* BEGIN EXTRACT PROVIDED *

# What's this? (pic)



## Keri (Aug 2, 2010)

Just noticed these crazy green "fingers" (roots??) coming out from my crypt, is this normal? I have a larger plant of the same species in the back that has a literal JUNGLE of these green tendrils coming out of it but I can;t get a good pic back there. These 2 plants have been in there several months now and have just started really taking off in leaf growth recently.


----------



## ilam (Apr 28, 2011)

it has happened to my crypts too.. i think its normal but no idea what its called - might be part of root structure


----------



## Ursus sapien (Apr 21, 2010)

no idea what those are, but I like that you labeled the zuchini


----------



## DR1V3N (Apr 22, 2010)

Ursus sapien said:


> no idea what those are, but I like that you labeled the zuchini


LOL! :lol:

Is your gravel really tight? If so it might be forcing the root system up. Suppose the opposite is also possible if the gravel is too loose.


----------



## Keri (Aug 2, 2010)

martialid10t said:


> LOL! :lol:
> 
> Is your gravel really tight? If so it might be forcing the root system up. Suppose the opposite is also possible if the gravel is too loose.


It's just normal black aquarium gravel, nothing really special, not plant gravel, but it seems to do ok in it other than this weirdness? But you could be right.


----------



## CRS Fan (Apr 21, 2010)

If your substrate lacks sufficient nutrients, Crypts will send feeder roots into the water column to derive nutrients not available in the substrate. Usually placing a root tab below the plant will cause the 'feeder roots' to die back. It just is a natural indicator that your substrate needs to be enhanced. Anubias will also develop these type of upwards hairlike 'feeder roots'.

* END EXTRACT PROVIDED *
* BEGIN RECORDED INFORMATION *

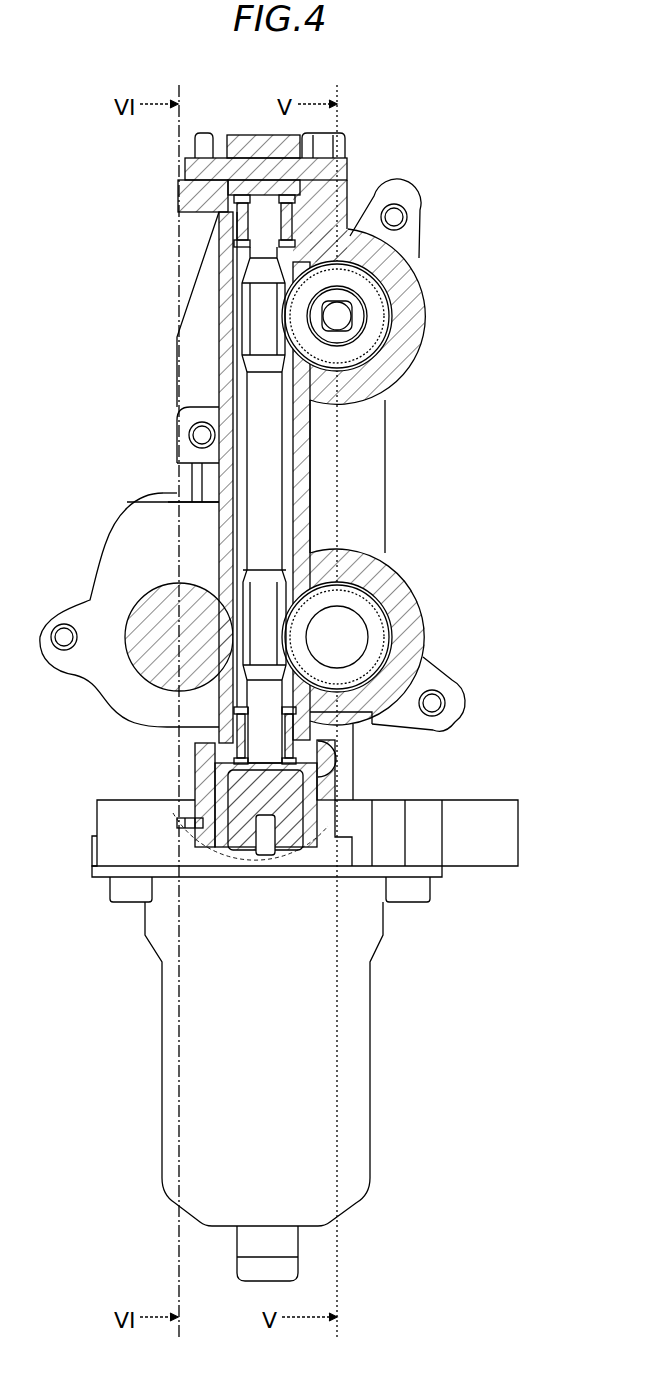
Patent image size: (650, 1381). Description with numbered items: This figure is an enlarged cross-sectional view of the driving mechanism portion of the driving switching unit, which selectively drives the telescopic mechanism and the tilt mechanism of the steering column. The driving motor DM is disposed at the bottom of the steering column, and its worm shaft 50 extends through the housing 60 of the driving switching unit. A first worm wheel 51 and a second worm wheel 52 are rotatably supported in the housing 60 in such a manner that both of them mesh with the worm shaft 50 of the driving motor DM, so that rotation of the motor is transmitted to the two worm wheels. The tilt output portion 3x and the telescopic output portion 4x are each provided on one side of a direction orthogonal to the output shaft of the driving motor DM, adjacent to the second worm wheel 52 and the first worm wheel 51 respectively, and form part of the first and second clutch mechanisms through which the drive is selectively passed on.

The worm shaft 50 is at (273, 480).
The first worm wheel 51 is at (370, 617).
The second worm wheel 52 is at (372, 308).
The housing 60 is at (277, 496).
The driving motor DM is at (167, 997).
The tilt output portion 3x is at (433, 343).
The telescopic output portion 4x is at (443, 637).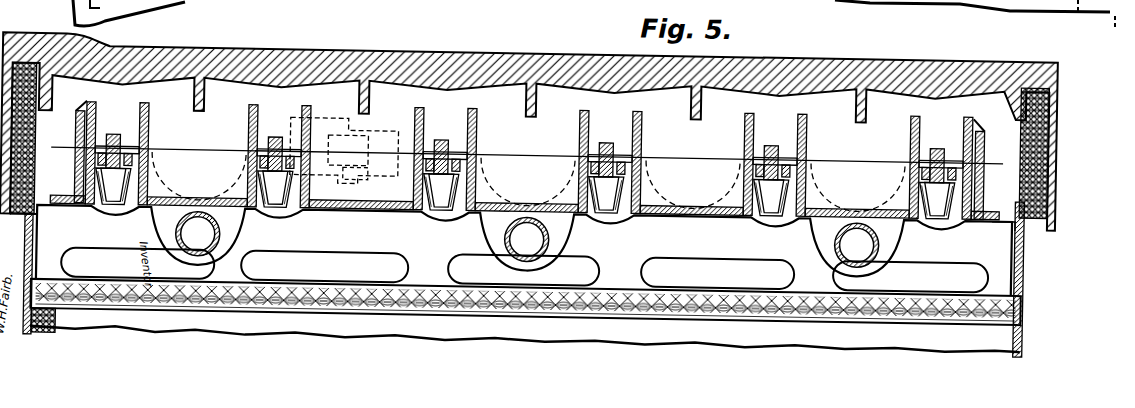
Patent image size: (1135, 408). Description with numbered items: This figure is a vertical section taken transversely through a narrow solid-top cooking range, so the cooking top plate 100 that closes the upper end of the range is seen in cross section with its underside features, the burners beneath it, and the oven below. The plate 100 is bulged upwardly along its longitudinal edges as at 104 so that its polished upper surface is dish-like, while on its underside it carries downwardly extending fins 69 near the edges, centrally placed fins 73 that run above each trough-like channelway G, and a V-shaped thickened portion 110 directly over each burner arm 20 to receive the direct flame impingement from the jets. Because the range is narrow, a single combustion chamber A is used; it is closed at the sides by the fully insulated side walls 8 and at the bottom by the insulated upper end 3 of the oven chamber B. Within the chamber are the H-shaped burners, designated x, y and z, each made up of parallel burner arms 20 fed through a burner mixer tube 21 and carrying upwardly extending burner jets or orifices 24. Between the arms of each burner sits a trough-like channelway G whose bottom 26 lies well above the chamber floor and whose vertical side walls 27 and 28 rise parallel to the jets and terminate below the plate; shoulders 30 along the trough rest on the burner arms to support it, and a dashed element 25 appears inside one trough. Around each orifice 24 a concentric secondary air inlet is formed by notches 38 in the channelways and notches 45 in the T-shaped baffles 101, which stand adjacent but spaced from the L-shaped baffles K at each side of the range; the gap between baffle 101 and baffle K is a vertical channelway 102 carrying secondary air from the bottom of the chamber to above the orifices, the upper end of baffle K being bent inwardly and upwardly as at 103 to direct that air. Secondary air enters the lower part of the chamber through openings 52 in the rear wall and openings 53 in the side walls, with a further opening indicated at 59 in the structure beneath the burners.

* END RECORDED INFORMATION *

▶ _PROBLEMS AND TASKS_:
- A) Answer these questions about the crypt thread, one answer per line, marked (i), (ii) and (iii).
(i) What does Ursus sapien say he likes?
(ii) What kind of gravel does Keri say is in the tank?
(iii) According to CRS Fan, what other plant develops the same upward feeder roots?
- B) Edit the crypt thread by writing out everything from "# What's this?" down to "leaf growth recently.", with "tendrils" changed to "strands".
- C) Continue the crypt thread from where it stops.

▶ _ANSWERS IN ORDER_:
- A)
(i) That the zucchini was labeled.
(ii) Normal black aquarium gravel, not plant gravel.
(iii) Anubias.

- B)
# What's this? (pic)



## Keri (Aug 2, 2010)

Just noticed these crazy green "fingers" (roots??) coming out from my crypt, is this normal? I have a larger plant of the same species in the back that has a literal JUNGLE of these green strands coming out of it but I can;t get a good pic back there. These 2 plants have been in there several months now and have just started really taking off in leaf growth recently.

- C)
Best Regards,

Stuart


----------



## Keri (Aug 2, 2010)

CRS Fan said:


> If your substrate lacks sufficient nutrients, Crypts will send feeder roots into the water column to derive nutrients not available in the substrate. Usually placing a root tab below the plant will cause the 'feeder roots' to die back. It just is a natural indicator that your substrate needs to be enhanced. Anubias will also develop these type of upwards hairlike 'feeder roots'.
> 
> Best Regards,
> 
> Stuart


Thanks Stuart! Can I pick some of these tabs up in Vancouver or do I have to order online?


----------



## CRS Fan (Apr 21, 2010)

You should be able to use Jobes spikes as well. Make sure you get the variety for palms/ferns. Here is a good read from The Planted tank forum.

Best Rerards,

Stuart


----------



## Ursus sapien (Apr 21, 2010)

Patrick has clay fertalizer balls (or did have) which I found worked well.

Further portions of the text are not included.